RECORDS TO USE ▸
══════════════════════════════

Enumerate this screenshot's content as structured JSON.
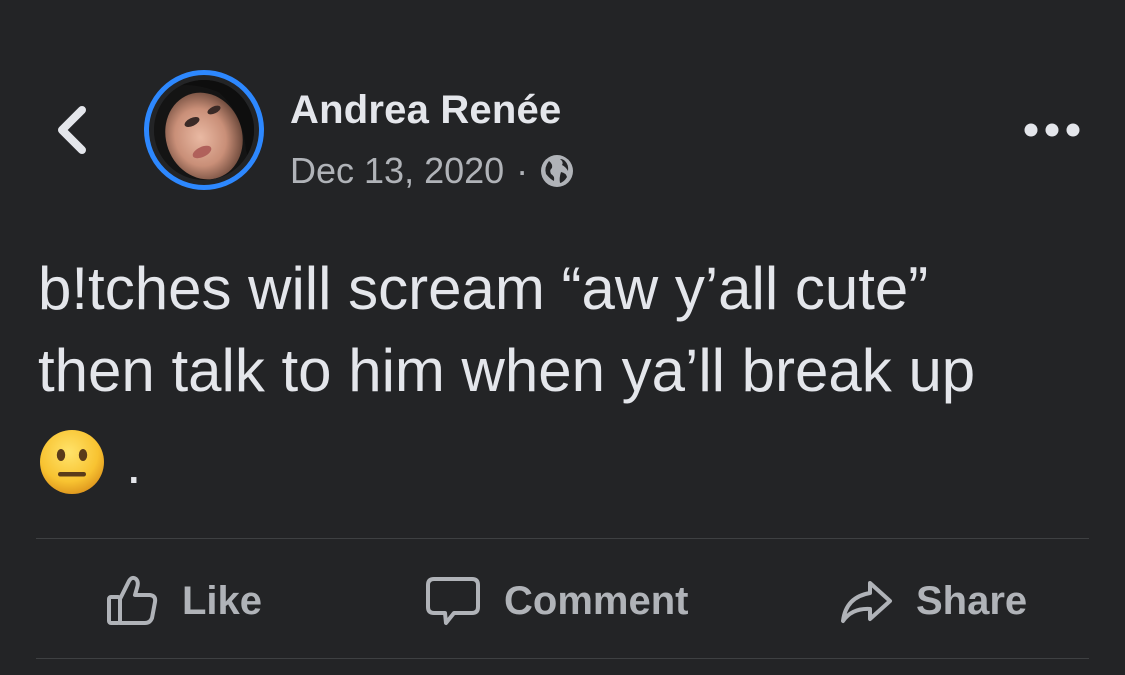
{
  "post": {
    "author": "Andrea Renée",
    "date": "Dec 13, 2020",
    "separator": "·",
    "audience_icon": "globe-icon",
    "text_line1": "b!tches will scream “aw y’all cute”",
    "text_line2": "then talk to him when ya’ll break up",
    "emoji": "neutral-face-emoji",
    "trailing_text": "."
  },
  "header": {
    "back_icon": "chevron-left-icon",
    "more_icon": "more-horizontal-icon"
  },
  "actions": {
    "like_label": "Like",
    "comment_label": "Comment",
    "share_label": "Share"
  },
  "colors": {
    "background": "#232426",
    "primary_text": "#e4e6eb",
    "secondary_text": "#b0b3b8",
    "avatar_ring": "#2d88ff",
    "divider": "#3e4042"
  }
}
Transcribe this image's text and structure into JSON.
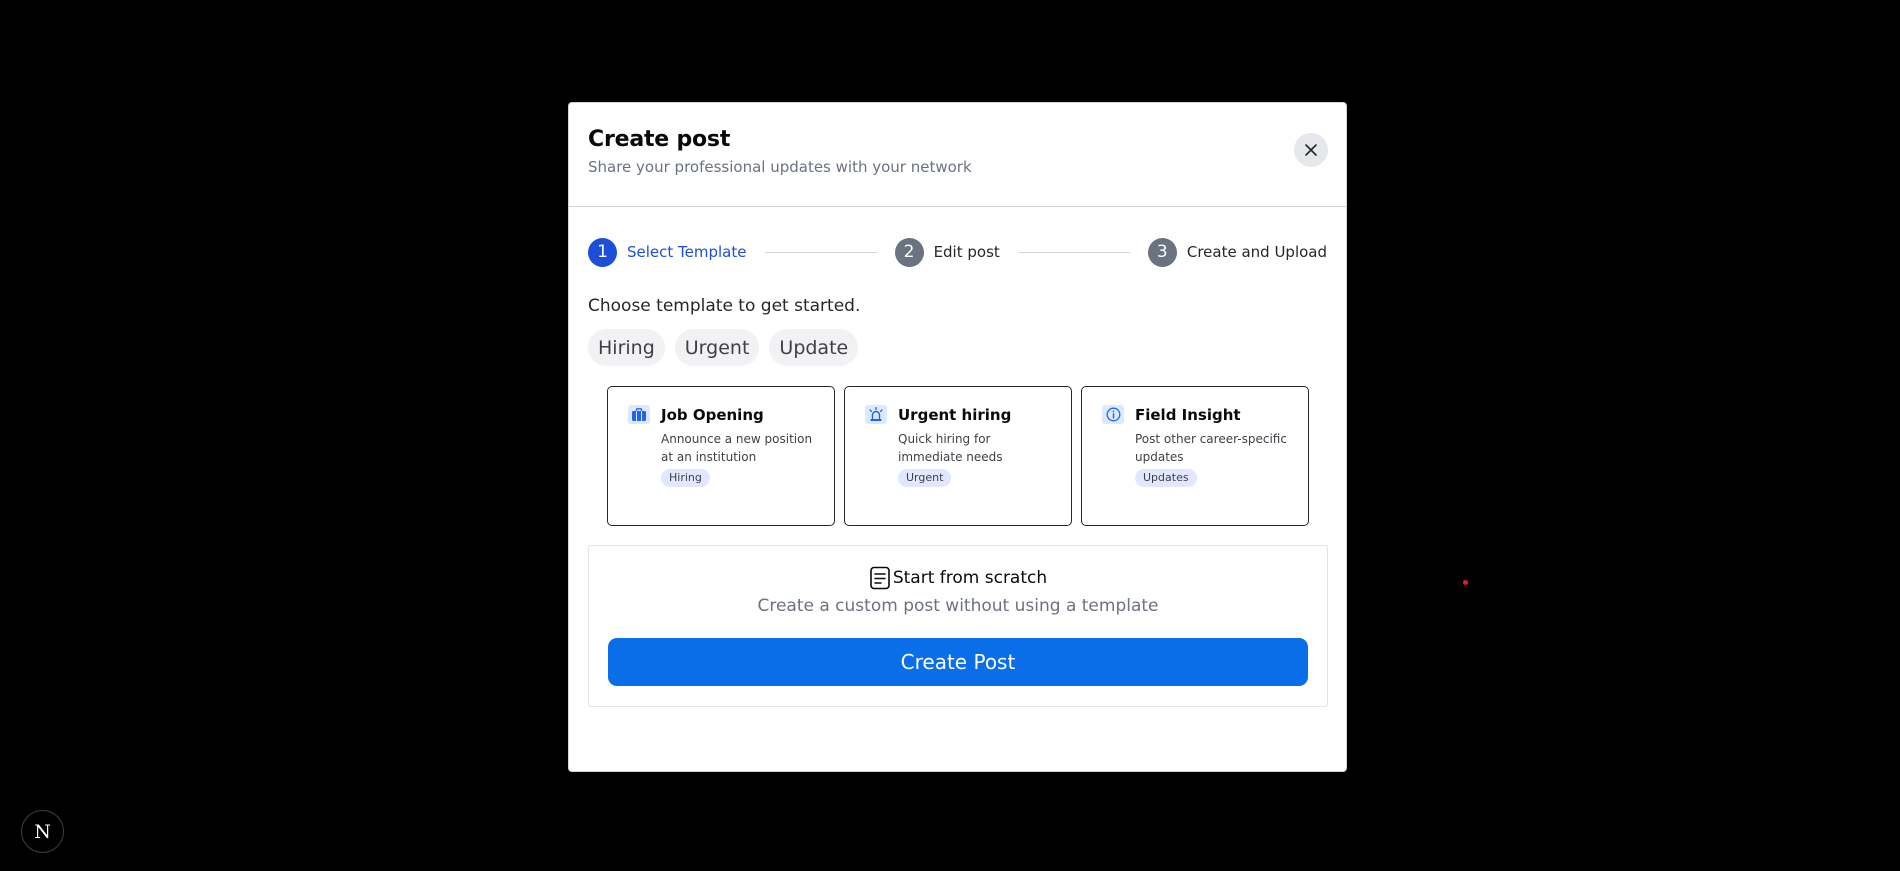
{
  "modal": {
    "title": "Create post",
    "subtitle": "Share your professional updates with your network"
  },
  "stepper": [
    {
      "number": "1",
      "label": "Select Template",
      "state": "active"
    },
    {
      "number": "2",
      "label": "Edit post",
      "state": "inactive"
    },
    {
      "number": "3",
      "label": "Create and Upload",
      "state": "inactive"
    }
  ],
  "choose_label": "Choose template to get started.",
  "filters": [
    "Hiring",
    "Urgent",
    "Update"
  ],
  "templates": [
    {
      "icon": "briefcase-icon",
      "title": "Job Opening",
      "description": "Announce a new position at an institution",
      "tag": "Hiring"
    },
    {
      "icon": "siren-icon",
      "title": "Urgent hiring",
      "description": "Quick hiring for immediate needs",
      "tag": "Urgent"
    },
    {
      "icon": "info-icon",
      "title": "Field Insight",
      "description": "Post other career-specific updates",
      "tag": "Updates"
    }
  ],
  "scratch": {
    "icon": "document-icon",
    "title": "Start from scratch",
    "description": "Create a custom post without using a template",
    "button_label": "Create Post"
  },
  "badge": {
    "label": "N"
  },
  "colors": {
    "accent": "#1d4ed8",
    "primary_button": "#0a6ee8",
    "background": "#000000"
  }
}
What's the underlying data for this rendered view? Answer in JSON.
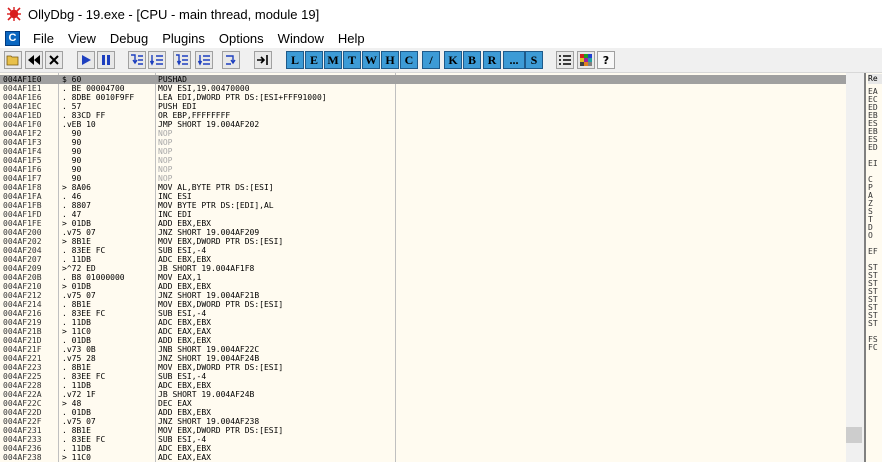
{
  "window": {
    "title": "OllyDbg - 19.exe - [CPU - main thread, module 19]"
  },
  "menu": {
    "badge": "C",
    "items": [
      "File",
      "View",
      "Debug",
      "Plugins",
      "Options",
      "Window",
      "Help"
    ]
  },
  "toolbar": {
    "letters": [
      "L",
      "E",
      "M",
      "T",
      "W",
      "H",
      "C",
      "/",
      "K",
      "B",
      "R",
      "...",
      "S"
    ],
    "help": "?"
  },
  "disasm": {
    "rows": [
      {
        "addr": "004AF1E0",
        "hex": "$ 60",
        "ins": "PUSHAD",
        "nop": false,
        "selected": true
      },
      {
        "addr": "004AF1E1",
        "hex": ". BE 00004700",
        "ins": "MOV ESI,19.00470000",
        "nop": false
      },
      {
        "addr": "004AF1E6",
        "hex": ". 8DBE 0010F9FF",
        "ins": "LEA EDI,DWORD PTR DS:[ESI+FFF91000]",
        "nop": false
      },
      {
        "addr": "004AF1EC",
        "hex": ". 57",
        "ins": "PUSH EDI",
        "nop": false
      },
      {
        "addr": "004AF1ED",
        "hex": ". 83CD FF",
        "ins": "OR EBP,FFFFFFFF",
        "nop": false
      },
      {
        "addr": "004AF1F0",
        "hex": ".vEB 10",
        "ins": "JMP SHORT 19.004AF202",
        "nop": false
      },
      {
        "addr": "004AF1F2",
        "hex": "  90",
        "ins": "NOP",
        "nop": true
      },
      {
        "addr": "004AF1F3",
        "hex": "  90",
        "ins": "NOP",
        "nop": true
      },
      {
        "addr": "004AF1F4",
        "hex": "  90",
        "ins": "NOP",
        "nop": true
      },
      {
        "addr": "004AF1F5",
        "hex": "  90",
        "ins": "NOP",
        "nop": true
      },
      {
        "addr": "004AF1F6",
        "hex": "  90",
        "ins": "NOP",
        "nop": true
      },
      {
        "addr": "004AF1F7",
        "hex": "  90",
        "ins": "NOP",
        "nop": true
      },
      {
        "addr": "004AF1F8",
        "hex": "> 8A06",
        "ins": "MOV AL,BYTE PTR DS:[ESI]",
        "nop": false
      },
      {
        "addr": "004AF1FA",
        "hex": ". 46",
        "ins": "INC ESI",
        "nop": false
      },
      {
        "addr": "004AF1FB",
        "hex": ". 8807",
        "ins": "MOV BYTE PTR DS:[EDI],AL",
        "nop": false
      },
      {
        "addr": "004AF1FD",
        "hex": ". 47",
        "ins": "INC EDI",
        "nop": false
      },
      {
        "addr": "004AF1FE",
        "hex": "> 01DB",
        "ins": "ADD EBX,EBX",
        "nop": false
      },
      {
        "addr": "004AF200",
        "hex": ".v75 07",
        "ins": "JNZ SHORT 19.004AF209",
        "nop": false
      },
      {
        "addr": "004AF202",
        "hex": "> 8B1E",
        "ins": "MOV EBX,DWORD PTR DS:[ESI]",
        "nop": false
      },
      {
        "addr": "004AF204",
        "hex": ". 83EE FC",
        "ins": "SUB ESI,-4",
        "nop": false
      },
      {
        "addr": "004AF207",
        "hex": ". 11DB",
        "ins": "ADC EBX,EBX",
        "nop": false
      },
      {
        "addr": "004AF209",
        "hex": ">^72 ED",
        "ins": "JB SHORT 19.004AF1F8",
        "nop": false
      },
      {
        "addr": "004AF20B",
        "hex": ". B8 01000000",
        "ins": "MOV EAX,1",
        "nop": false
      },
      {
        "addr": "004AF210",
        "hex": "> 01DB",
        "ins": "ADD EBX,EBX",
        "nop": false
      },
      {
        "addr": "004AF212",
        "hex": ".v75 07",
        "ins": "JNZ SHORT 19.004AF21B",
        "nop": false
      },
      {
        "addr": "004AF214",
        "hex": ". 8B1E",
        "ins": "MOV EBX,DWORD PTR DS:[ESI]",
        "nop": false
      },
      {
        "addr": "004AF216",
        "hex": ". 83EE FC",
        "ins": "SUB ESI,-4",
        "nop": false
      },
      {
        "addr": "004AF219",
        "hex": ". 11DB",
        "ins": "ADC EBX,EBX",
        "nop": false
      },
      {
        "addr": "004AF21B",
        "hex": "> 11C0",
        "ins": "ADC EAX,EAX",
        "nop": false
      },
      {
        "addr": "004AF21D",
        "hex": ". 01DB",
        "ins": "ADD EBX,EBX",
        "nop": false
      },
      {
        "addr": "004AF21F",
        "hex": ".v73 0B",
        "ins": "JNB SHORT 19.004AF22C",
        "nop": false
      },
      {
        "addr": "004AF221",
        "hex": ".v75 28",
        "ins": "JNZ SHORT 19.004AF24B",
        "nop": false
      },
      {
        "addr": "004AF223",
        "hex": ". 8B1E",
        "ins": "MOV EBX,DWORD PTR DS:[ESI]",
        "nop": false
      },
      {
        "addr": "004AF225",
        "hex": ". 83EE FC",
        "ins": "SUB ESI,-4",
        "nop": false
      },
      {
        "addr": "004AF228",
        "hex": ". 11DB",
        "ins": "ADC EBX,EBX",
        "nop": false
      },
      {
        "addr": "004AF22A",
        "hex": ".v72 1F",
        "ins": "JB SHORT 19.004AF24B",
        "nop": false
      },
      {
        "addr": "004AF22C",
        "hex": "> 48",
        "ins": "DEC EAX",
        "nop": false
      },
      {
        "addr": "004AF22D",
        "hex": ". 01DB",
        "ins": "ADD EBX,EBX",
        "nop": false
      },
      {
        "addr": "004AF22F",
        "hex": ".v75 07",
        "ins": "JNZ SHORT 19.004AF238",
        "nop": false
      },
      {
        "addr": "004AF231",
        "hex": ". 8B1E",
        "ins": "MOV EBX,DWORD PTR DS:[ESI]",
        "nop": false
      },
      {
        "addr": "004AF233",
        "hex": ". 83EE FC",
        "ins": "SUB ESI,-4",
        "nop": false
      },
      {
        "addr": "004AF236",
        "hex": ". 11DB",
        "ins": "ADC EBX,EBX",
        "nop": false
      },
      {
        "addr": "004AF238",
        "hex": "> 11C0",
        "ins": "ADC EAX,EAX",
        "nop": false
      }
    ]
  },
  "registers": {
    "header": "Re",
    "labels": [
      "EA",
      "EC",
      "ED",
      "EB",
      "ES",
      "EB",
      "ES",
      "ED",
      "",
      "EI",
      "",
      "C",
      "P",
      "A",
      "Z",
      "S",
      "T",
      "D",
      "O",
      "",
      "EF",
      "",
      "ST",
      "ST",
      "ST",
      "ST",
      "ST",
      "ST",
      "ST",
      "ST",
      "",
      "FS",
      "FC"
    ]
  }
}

══════════════════════════════

EXERCISE DETAILS ▸
Read through the lines above and collect those that contain the string "Urgent".

EXERCISE RESULT ▸
    "Urgent",
      "title": "Urgent hiring",
      "tag": "Urgent"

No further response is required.